--- Task to carry out ---
Extract every entry word for word.

>>>

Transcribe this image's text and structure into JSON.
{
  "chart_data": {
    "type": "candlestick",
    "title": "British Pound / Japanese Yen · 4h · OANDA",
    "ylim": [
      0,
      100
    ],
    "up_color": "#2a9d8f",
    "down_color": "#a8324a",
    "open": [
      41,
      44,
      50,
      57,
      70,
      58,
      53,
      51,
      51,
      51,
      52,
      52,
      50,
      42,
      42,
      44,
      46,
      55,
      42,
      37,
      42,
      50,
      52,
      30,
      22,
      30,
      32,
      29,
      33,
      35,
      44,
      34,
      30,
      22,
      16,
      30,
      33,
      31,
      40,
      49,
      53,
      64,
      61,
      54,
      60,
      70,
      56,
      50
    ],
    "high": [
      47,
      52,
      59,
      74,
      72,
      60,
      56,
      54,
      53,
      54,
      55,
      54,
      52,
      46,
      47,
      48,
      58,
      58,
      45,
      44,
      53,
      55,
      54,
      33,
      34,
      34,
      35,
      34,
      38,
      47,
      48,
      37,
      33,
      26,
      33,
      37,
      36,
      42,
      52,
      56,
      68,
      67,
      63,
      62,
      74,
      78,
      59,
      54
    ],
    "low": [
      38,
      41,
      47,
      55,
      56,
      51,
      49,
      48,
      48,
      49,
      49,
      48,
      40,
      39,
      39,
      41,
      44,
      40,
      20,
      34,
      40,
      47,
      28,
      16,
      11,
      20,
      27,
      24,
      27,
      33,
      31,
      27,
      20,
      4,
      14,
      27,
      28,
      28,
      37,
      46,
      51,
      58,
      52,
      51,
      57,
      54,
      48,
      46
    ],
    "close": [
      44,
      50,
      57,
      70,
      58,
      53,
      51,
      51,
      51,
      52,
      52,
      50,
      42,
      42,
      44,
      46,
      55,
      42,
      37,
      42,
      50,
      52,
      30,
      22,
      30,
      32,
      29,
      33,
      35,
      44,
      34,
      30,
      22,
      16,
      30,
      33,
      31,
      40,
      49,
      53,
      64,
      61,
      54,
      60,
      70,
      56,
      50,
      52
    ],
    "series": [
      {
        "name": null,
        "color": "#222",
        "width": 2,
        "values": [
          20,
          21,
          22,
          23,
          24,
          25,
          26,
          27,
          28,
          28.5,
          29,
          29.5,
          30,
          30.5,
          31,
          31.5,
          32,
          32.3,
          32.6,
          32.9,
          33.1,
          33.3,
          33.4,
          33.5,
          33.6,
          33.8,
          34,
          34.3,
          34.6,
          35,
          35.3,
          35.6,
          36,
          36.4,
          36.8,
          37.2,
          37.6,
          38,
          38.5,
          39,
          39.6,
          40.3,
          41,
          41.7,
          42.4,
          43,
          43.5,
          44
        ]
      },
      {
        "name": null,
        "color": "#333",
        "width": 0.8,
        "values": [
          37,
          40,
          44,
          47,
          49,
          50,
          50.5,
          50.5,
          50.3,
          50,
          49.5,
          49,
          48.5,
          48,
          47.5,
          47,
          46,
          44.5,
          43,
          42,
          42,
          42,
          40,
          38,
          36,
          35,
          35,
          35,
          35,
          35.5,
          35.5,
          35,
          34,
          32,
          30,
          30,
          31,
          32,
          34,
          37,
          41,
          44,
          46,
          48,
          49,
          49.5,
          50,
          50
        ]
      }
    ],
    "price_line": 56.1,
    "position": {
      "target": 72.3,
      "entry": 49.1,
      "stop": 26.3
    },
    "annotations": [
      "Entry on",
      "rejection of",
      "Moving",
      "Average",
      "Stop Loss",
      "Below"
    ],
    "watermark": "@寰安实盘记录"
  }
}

<<<

--- Finished task ---
Transcribe this image's text and structure into JSON.
{
  "chart_data": {
    "type": "candlestick",
    "title": "British Pound / Japanese Yen · 4h · OANDA",
    "ylim": [
      0,
      100
    ],
    "up_color": "#2a9d8f",
    "down_color": "#a8324a",
    "open": [
      41,
      44,
      50,
      57,
      70,
      58,
      53,
      51,
      51,
      51,
      52,
      52,
      50,
      42,
      42,
      44,
      46,
      55,
      42,
      37,
      42,
      50,
      52,
      30,
      22,
      30,
      32,
      29,
      33,
      35,
      44,
      34,
      30,
      22,
      16,
      30,
      33,
      31,
      40,
      49,
      53,
      64,
      61,
      54,
      60,
      70,
      56,
      50
    ],
    "high": [
      47,
      52,
      59,
      74,
      72,
      60,
      56,
      54,
      53,
      54,
      55,
      54,
      52,
      46,
      47,
      48,
      58,
      58,
      45,
      44,
      53,
      55,
      54,
      33,
      34,
      34,
      35,
      34,
      38,
      47,
      48,
      37,
      33,
      26,
      33,
      37,
      36,
      42,
      52,
      56,
      68,
      67,
      63,
      62,
      74,
      78,
      59,
      54
    ],
    "low": [
      38,
      41,
      47,
      55,
      56,
      51,
      49,
      48,
      48,
      49,
      49,
      48,
      40,
      39,
      39,
      41,
      44,
      40,
      20,
      34,
      40,
      47,
      28,
      16,
      11,
      20,
      27,
      24,
      27,
      33,
      31,
      27,
      20,
      4,
      14,
      27,
      28,
      28,
      37,
      46,
      51,
      58,
      52,
      51,
      57,
      54,
      48,
      46
    ],
    "close": [
      44,
      50,
      57,
      70,
      58,
      53,
      51,
      51,
      51,
      52,
      52,
      50,
      42,
      42,
      44,
      46,
      55,
      42,
      37,
      42,
      50,
      52,
      30,
      22,
      30,
      32,
      29,
      33,
      35,
      44,
      34,
      30,
      22,
      16,
      30,
      33,
      31,
      40,
      49,
      53,
      64,
      61,
      54,
      60,
      70,
      56,
      50,
      52
    ],
    "series": [
      {
        "name": null,
        "color": "#222",
        "width": 2,
        "values": [
          20,
          21,
          22,
          23,
          24,
          25,
          26,
          27,
          28,
          28.5,
          29,
          29.5,
          30,
          30.5,
          31,
          31.5,
          32,
          32.3,
          32.6,
          32.9,
          33.1,
          33.3,
          33.4,
          33.5,
          33.6,
          33.8,
          34,
          34.3,
          34.6,
          35,
          35.3,
          35.6,
          36,
          36.4,
          36.8,
          37.2,
          37.6,
          38,
          38.5,
          39,
          39.6,
          40.3,
          41,
          41.7,
          42.4,
          43,
          43.5,
          44
        ]
      },
      {
        "name": null,
        "color": "#333",
        "width": 0.8,
        "values": [
          37,
          40,
          44,
          47,
          49,
          50,
          50.5,
          50.5,
          50.3,
          50,
          49.5,
          49,
          48.5,
          48,
          47.5,
          47,
          46,
          44.5,
          43,
          42,
          42,
          42,
          40,
          38,
          36,
          35,
          35,
          35,
          35,
          35.5,
          35.5,
          35,
          34,
          32,
          30,
          30,
          31,
          32,
          34,
          37,
          41,
          44,
          46,
          48,
          49,
          49.5,
          50,
          50
        ]
      }
    ],
    "price_line": 56.1,
    "position": {
      "target": 72.3,
      "entry": 49.1,
      "stop": 26.3
    },
    "annotations": [
      "Entry on",
      "rejection of",
      "Moving",
      "Average",
      "Stop Loss",
      "Below"
    ],
    "watermark": "@寰安实盘记录"
  }
}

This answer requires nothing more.